In the listing below, pick out lines with "Arquitetura".
━━━━
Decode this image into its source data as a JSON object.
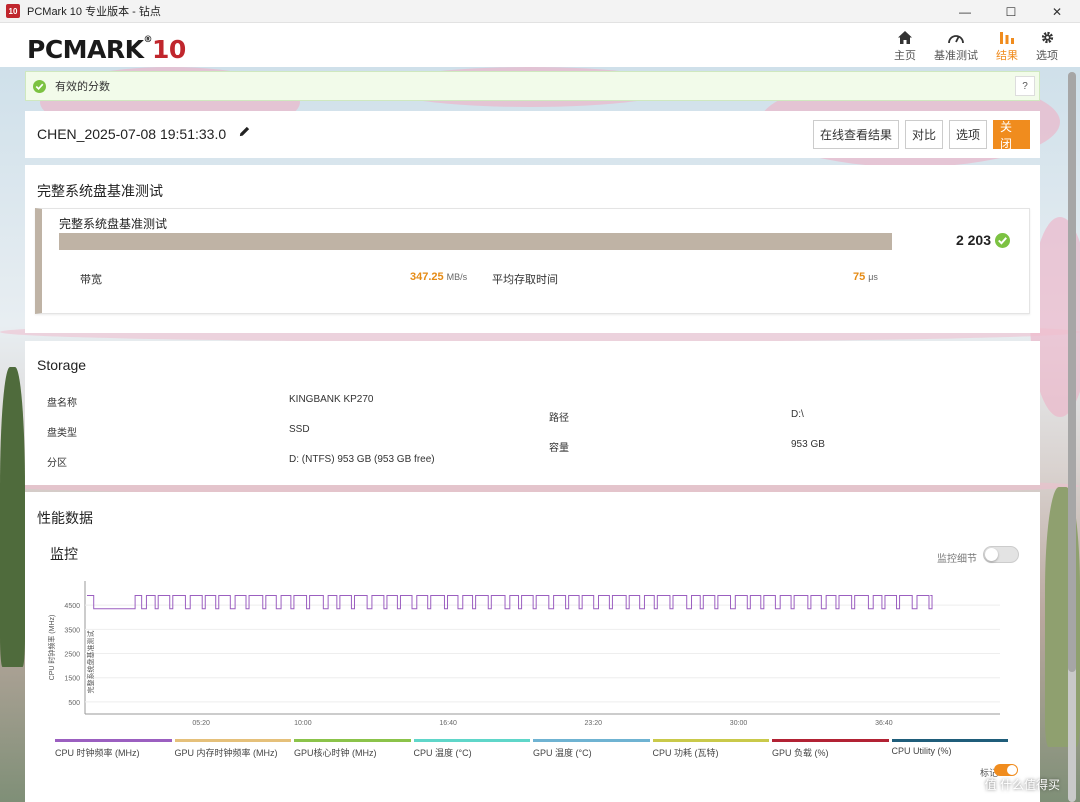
{
  "window": {
    "title": "PCMark 10 专业版本 - 钻点",
    "icon_text": "10",
    "minimize": "—",
    "maximize": "☐",
    "close": "✕"
  },
  "header": {
    "logo_main": "PCMARK",
    "logo_reg": "®",
    "logo_num": "10",
    "nav": [
      {
        "label": "主页",
        "icon": "home-icon"
      },
      {
        "label": "基准测试",
        "icon": "gauge-icon"
      },
      {
        "label": "结果",
        "icon": "bar-chart-icon",
        "active": true
      },
      {
        "label": "选项",
        "icon": "gear-icon"
      }
    ]
  },
  "banner": {
    "text": "有效的分数",
    "help": "?"
  },
  "result": {
    "name": "CHEN_2025-07-08 19:51:33.0",
    "buttons": {
      "online": "在线查看结果",
      "compare": "对比",
      "options": "选项",
      "close": "关闭"
    }
  },
  "benchmark": {
    "section_title": "完整系统盘基准测试",
    "card_title": "完整系统盘基准测试",
    "score": "2 203",
    "bandwidth_label": "带宽",
    "bandwidth_value": "347.25",
    "bandwidth_unit": "MB/s",
    "latency_label": "平均存取时间",
    "latency_value": "75",
    "latency_unit": "μs"
  },
  "storage": {
    "section_title": "Storage",
    "drive_name_label": "盘名称",
    "drive_name_value": "KINGBANK KP270",
    "drive_type_label": "盘类型",
    "drive_type_value": "SSD",
    "partition_label": "分区",
    "partition_value": "D: (NTFS) 953 GB (953 GB free)",
    "path_label": "路径",
    "path_value": "D:\\",
    "capacity_label": "容量",
    "capacity_value": "953 GB"
  },
  "performance": {
    "section_title": "性能数据",
    "monitor_title": "监控",
    "detail_label": "监控细节",
    "mark_label": "标记",
    "legend": [
      {
        "label": "CPU 时钟频率 (MHz)",
        "color": "#9b5fc0"
      },
      {
        "label": "GPU 内存时钟频率 (MHz)",
        "color": "#e5c07a"
      },
      {
        "label": "GPU核心时钟 (MHz)",
        "color": "#8bc34a"
      },
      {
        "label": "CPU 温度 (°C)",
        "color": "#5fd6c9"
      },
      {
        "label": "GPU 温度 (°C)",
        "color": "#6fb3d2"
      },
      {
        "label": "CPU 功耗 (瓦特)",
        "color": "#c9c94a"
      },
      {
        "label": "GPU 负载 (%)",
        "color": "#b22234"
      },
      {
        "label": "CPU Utility (%)",
        "color": "#1f5d7a"
      }
    ]
  },
  "chart_data": {
    "type": "line",
    "ylabel": "CPU 时钟频率 (MHz)",
    "yticks": [
      500,
      1500,
      2500,
      3500,
      4500
    ],
    "xticks": [
      "05:20",
      "10:00",
      "16:40",
      "23:20",
      "30:00",
      "36:40"
    ],
    "annotation": "完整系统盘基准测试",
    "ylim": [
      0,
      5500
    ],
    "series": [
      {
        "name": "CPU 时钟频率 (MHz)",
        "high": 4900,
        "low": 4350,
        "x_end_minutes": 38.8
      }
    ]
  },
  "watermark": "值 什么值得买"
}
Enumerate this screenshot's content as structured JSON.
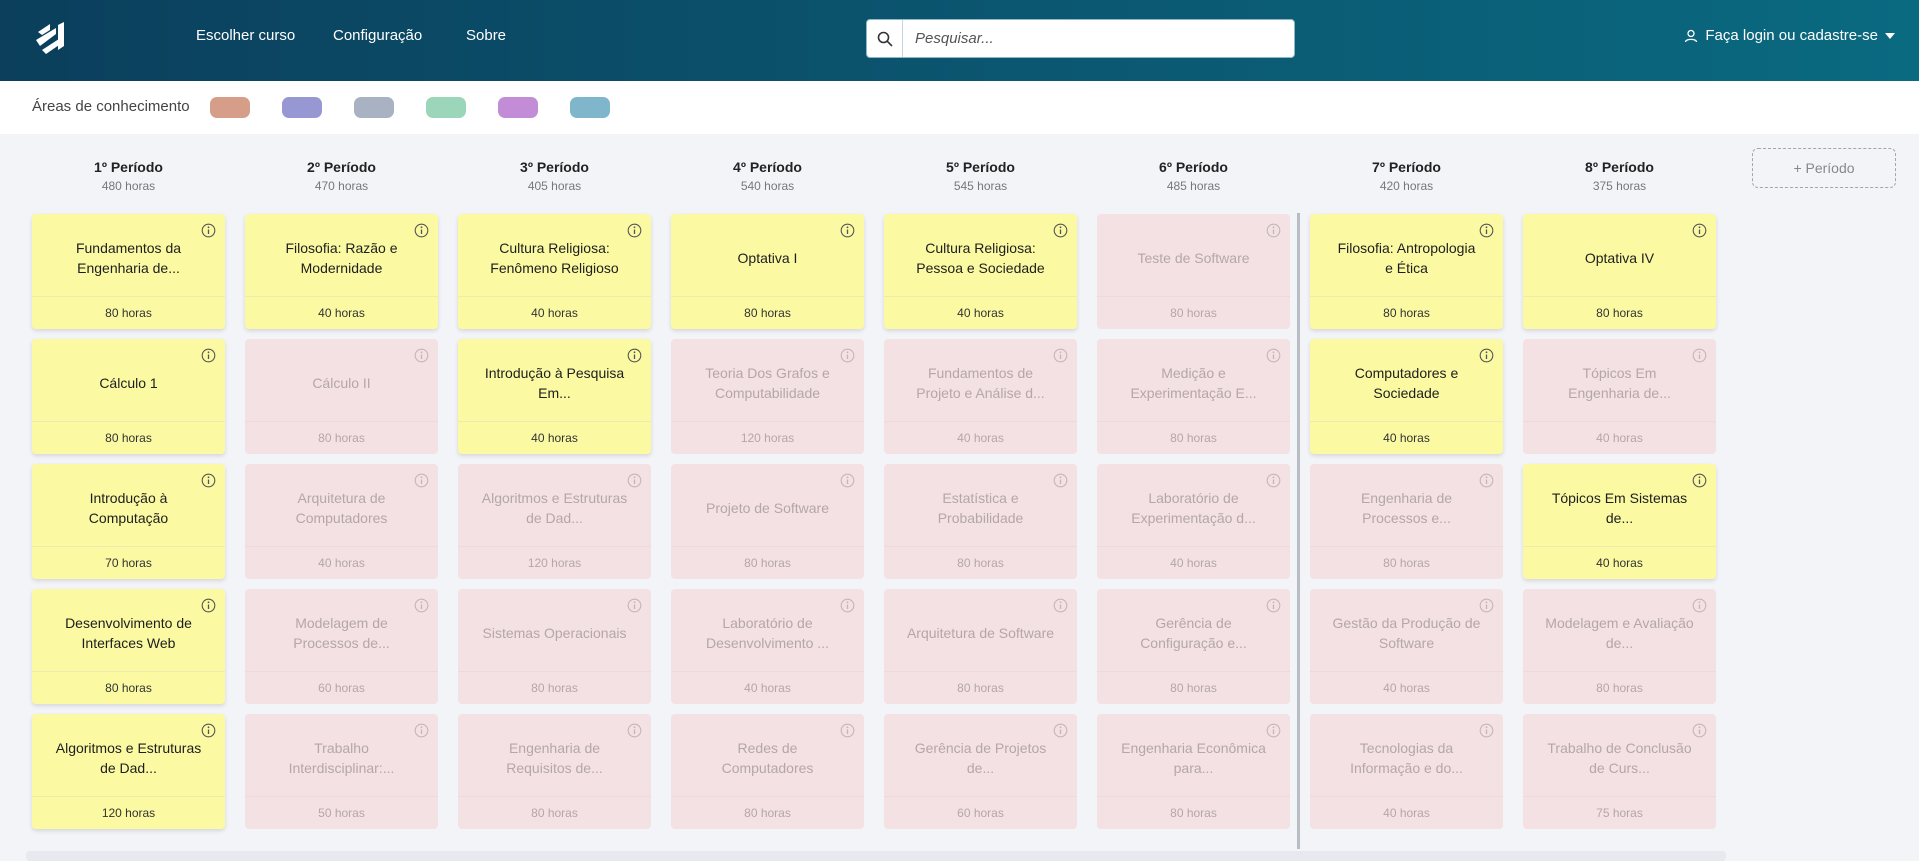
{
  "nav": {
    "items": [
      "Escolher curso",
      "Configuração",
      "Sobre"
    ],
    "search_placeholder": "Pesquisar...",
    "login_label": "Faça login ou cadastre-se"
  },
  "areas": {
    "label": "Áreas de conhecimento",
    "colors": [
      "#d69e88",
      "#9797d3",
      "#a9b2c2",
      "#9bd5ba",
      "#c38cd7",
      "#7fb6cb"
    ]
  },
  "add_period_label": "+ Período",
  "periods": [
    {
      "name": "1º Período",
      "hours": "480 horas",
      "cards": [
        {
          "title": "Fundamentos da Engenharia de...",
          "hours": "80 horas",
          "active": true
        },
        {
          "title": "Cálculo 1",
          "hours": "80 horas",
          "active": true
        },
        {
          "title": "Introdução à Computação",
          "hours": "70 horas",
          "active": true
        },
        {
          "title": "Desenvolvimento de Interfaces Web",
          "hours": "80 horas",
          "active": true
        },
        {
          "title": "Algoritmos e Estruturas de Dad...",
          "hours": "120 horas",
          "active": true
        }
      ]
    },
    {
      "name": "2º Período",
      "hours": "470 horas",
      "cards": [
        {
          "title": "Filosofia: Razão e Modernidade",
          "hours": "40 horas",
          "active": true
        },
        {
          "title": "Cálculo II",
          "hours": "80 horas",
          "active": false
        },
        {
          "title": "Arquitetura de Computadores",
          "hours": "40 horas",
          "active": false
        },
        {
          "title": "Modelagem de Processos de...",
          "hours": "60 horas",
          "active": false
        },
        {
          "title": "Trabalho Interdisciplinar:...",
          "hours": "50 horas",
          "active": false
        }
      ]
    },
    {
      "name": "3º Período",
      "hours": "405 horas",
      "cards": [
        {
          "title": "Cultura Religiosa: Fenômeno Religioso",
          "hours": "40 horas",
          "active": true
        },
        {
          "title": "Introdução à Pesquisa Em...",
          "hours": "40 horas",
          "active": true
        },
        {
          "title": "Algoritmos e Estruturas de Dad...",
          "hours": "120 horas",
          "active": false
        },
        {
          "title": "Sistemas Operacionais",
          "hours": "80 horas",
          "active": false
        },
        {
          "title": "Engenharia de Requisitos de...",
          "hours": "80 horas",
          "active": false
        }
      ]
    },
    {
      "name": "4º Período",
      "hours": "540 horas",
      "cards": [
        {
          "title": "Optativa I",
          "hours": "80 horas",
          "active": true
        },
        {
          "title": "Teoria Dos Grafos e Computabilidade",
          "hours": "120 horas",
          "active": false
        },
        {
          "title": "Projeto de Software",
          "hours": "80 horas",
          "active": false
        },
        {
          "title": "Laboratório de Desenvolvimento ...",
          "hours": "40 horas",
          "active": false
        },
        {
          "title": "Redes de Computadores",
          "hours": "80 horas",
          "active": false
        }
      ]
    },
    {
      "name": "5º Período",
      "hours": "545 horas",
      "cards": [
        {
          "title": "Cultura Religiosa: Pessoa e Sociedade",
          "hours": "40 horas",
          "active": true
        },
        {
          "title": "Fundamentos de Projeto e Análise d...",
          "hours": "40 horas",
          "active": false
        },
        {
          "title": "Estatística e Probabilidade",
          "hours": "80 horas",
          "active": false
        },
        {
          "title": "Arquitetura de Software",
          "hours": "80 horas",
          "active": false
        },
        {
          "title": "Gerência de Projetos de...",
          "hours": "60 horas",
          "active": false
        }
      ]
    },
    {
      "name": "6º Período",
      "hours": "485 horas",
      "cards": [
        {
          "title": "Teste de Software",
          "hours": "80 horas",
          "active": false
        },
        {
          "title": "Medição e Experimentação E...",
          "hours": "80 horas",
          "active": false
        },
        {
          "title": "Laboratório de Experimentação d...",
          "hours": "40 horas",
          "active": false
        },
        {
          "title": "Gerência de Configuração e...",
          "hours": "80 horas",
          "active": false
        },
        {
          "title": "Engenharia Econômica para...",
          "hours": "80 horas",
          "active": false
        }
      ]
    },
    {
      "name": "7º Período",
      "hours": "420 horas",
      "cards": [
        {
          "title": "Filosofia: Antropologia e Ética",
          "hours": "80 horas",
          "active": true
        },
        {
          "title": "Computadores e Sociedade",
          "hours": "40 horas",
          "active": true
        },
        {
          "title": "Engenharia de Processos e...",
          "hours": "80 horas",
          "active": false
        },
        {
          "title": "Gestão da Produção de Software",
          "hours": "40 horas",
          "active": false
        },
        {
          "title": "Tecnologias da Informação e do...",
          "hours": "40 horas",
          "active": false
        }
      ]
    },
    {
      "name": "8º Período",
      "hours": "375 horas",
      "cards": [
        {
          "title": "Optativa IV",
          "hours": "80 horas",
          "active": true
        },
        {
          "title": "Tópicos Em Engenharia de...",
          "hours": "40 horas",
          "active": false
        },
        {
          "title": "Tópicos Em Sistemas de...",
          "hours": "40 horas",
          "active": true
        },
        {
          "title": "Modelagem e Avaliação de...",
          "hours": "80 horas",
          "active": false
        },
        {
          "title": "Trabalho de Conclusão de Curs...",
          "hours": "75 horas",
          "active": false
        }
      ]
    }
  ]
}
━━━━
Task result ->
          "title": "Arquitetura de Computadores",
          "title": "Arquitetura de Software",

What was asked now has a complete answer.